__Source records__
○ ○ ○ ○ ○

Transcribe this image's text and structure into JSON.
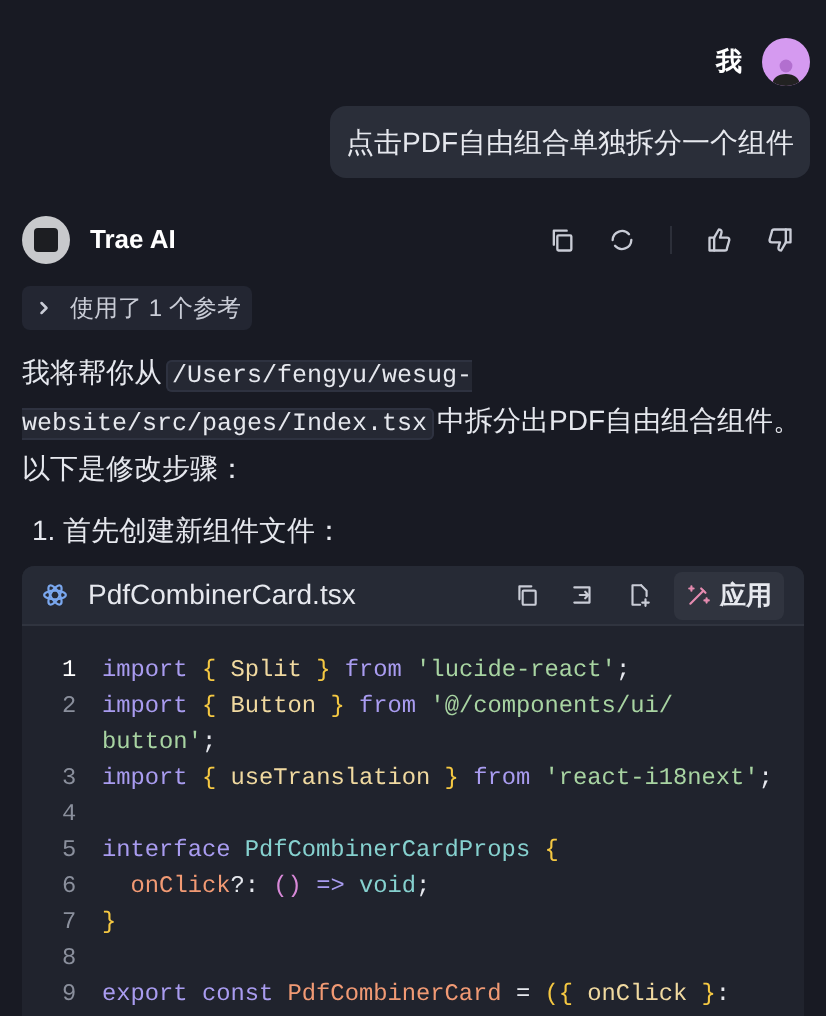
{
  "user_message": {
    "name": "我",
    "text": "点击PDF自由组合单独拆分一个组件"
  },
  "assistant": {
    "name": "Trae AI",
    "references": {
      "label": "使用了 1 个参考",
      "expanded": false
    }
  },
  "answer": {
    "parts": [
      {
        "kind": "text",
        "text": "我将帮你从"
      },
      {
        "kind": "code",
        "text": "/Users/fengyu/wesug-website/src/pages/Index.tsx"
      },
      {
        "kind": "text",
        "text": "中拆分出PDF自由组合组件。以下是修改步骤："
      }
    ],
    "steps": [
      {
        "number": "1.",
        "text": "首先创建新组件文件："
      }
    ]
  },
  "code_block": {
    "filename": "PdfCombinerCard.tsx",
    "apply_label": "应用",
    "lines": [
      {
        "number": "1",
        "current": true,
        "tokens": [
          {
            "kind": "keyword",
            "text": "import"
          },
          {
            "kind": "brace",
            "text": " { "
          },
          {
            "kind": "name",
            "text": "Split"
          },
          {
            "kind": "brace",
            "text": " } "
          },
          {
            "kind": "keyword",
            "text": "from"
          },
          {
            "kind": "string",
            "text": " 'lucide-react'"
          },
          {
            "kind": "plain",
            "text": ";"
          }
        ]
      },
      {
        "number": "2",
        "current": false,
        "tokens": [
          {
            "kind": "keyword",
            "text": "import"
          },
          {
            "kind": "brace",
            "text": " { "
          },
          {
            "kind": "name",
            "text": "Button"
          },
          {
            "kind": "brace",
            "text": " } "
          },
          {
            "kind": "keyword",
            "text": "from"
          },
          {
            "kind": "string",
            "text": " '@/components/ui/"
          },
          {
            "kind": "string",
            "text": "button'"
          },
          {
            "kind": "plain",
            "text": ";"
          }
        ]
      },
      {
        "number": "3",
        "current": false,
        "tokens": [
          {
            "kind": "keyword",
            "text": "import"
          },
          {
            "kind": "brace",
            "text": " { "
          },
          {
            "kind": "name",
            "text": "useTranslation"
          },
          {
            "kind": "brace",
            "text": " } "
          },
          {
            "kind": "keyword",
            "text": "from"
          },
          {
            "kind": "string",
            "text": " 'react-i18next'"
          },
          {
            "kind": "plain",
            "text": ";"
          }
        ]
      },
      {
        "number": "4",
        "current": false
      },
      {
        "number": "5",
        "current": false,
        "tokens": [
          {
            "kind": "keyword",
            "text": "interface"
          },
          {
            "kind": "type",
            "text": " PdfCombinerCardProps"
          },
          {
            "kind": "brace",
            "text": " {"
          }
        ]
      },
      {
        "number": "6",
        "current": false,
        "tokens": [
          {
            "kind": "prop",
            "text": "  onClick"
          },
          {
            "kind": "plain",
            "text": "?: "
          },
          {
            "kind": "paren",
            "text": "()"
          },
          {
            "kind": "keyword",
            "text": " =>"
          },
          {
            "kind": "type",
            "text": " void"
          },
          {
            "kind": "plain",
            "text": ";"
          }
        ]
      },
      {
        "number": "7",
        "current": false,
        "tokens": [
          {
            "kind": "brace",
            "text": "}"
          }
        ]
      },
      {
        "number": "8",
        "current": false
      },
      {
        "number": "9",
        "current": false,
        "tokens": [
          {
            "kind": "keyword",
            "text": "export const"
          },
          {
            "kind": "prop",
            "text": " PdfCombinerCard"
          },
          {
            "kind": "plain",
            "text": " = "
          },
          {
            "kind": "brace",
            "text": "({ "
          },
          {
            "kind": "name",
            "text": "onClick"
          },
          {
            "kind": "brace",
            "text": " }"
          },
          {
            "kind": "plain",
            "text": ":"
          }
        ]
      }
    ]
  }
}
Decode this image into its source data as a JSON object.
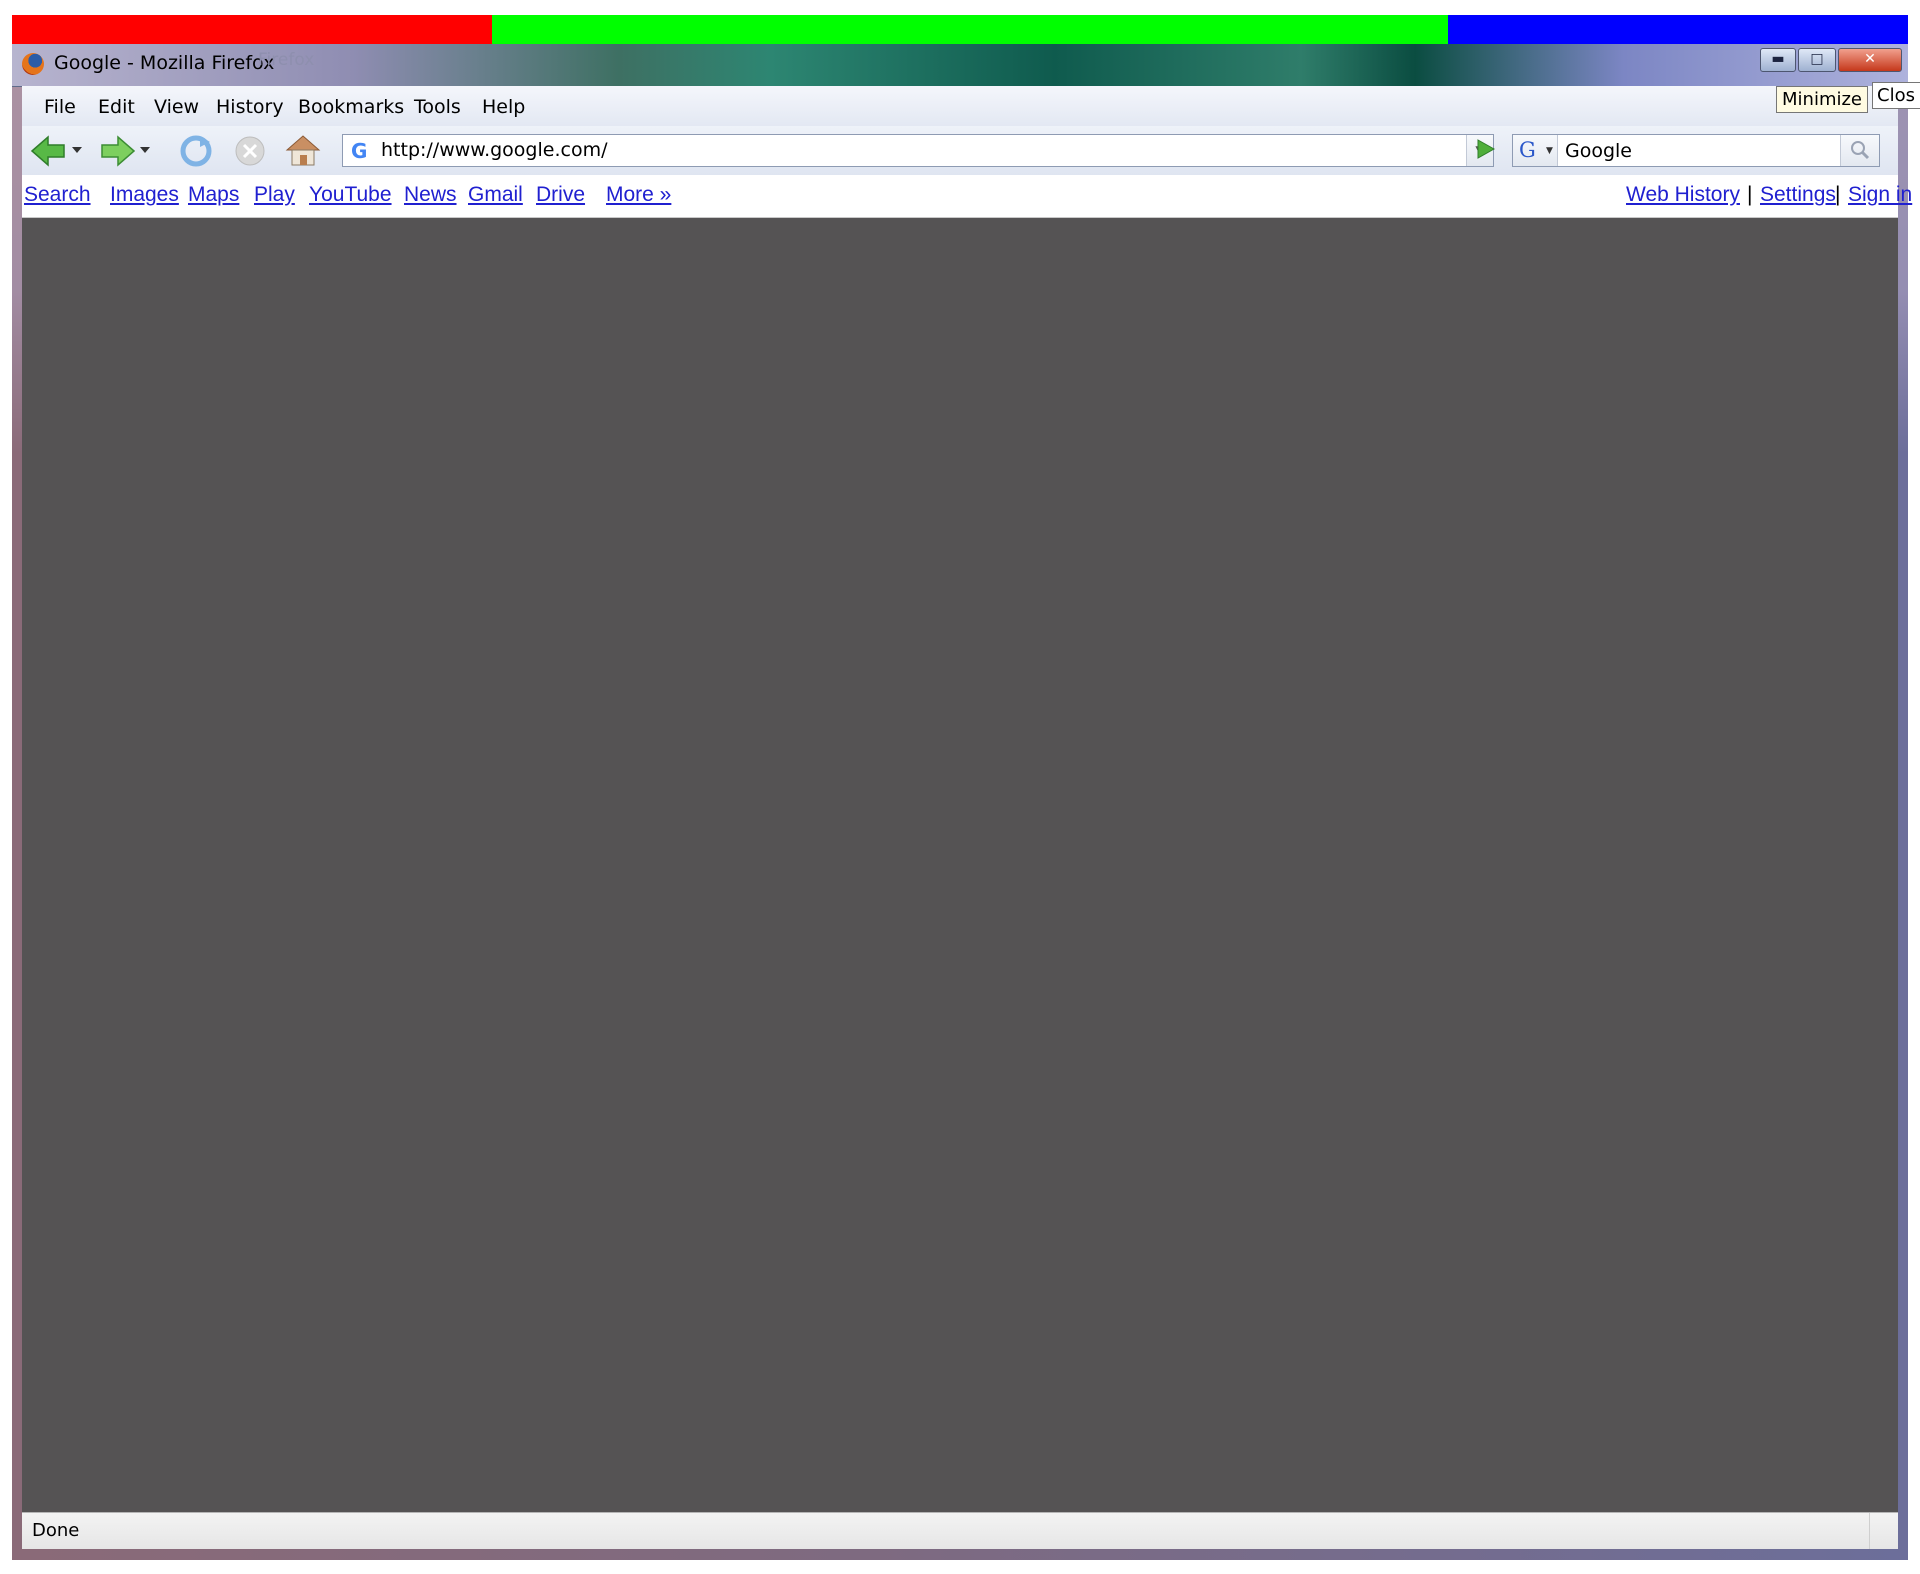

○ ○ ○ ○ ○

__Task directions__
Return every line of the preceding records in which the word "number" appears.

__Written answer__
        "number": "1.",
        "number": "1",
        "number": "2",
        "number": "3",
        "number": "4",
        "number": "5",
        "number": "6",
        "number": "7",
        "number": "8",
        "number": "9",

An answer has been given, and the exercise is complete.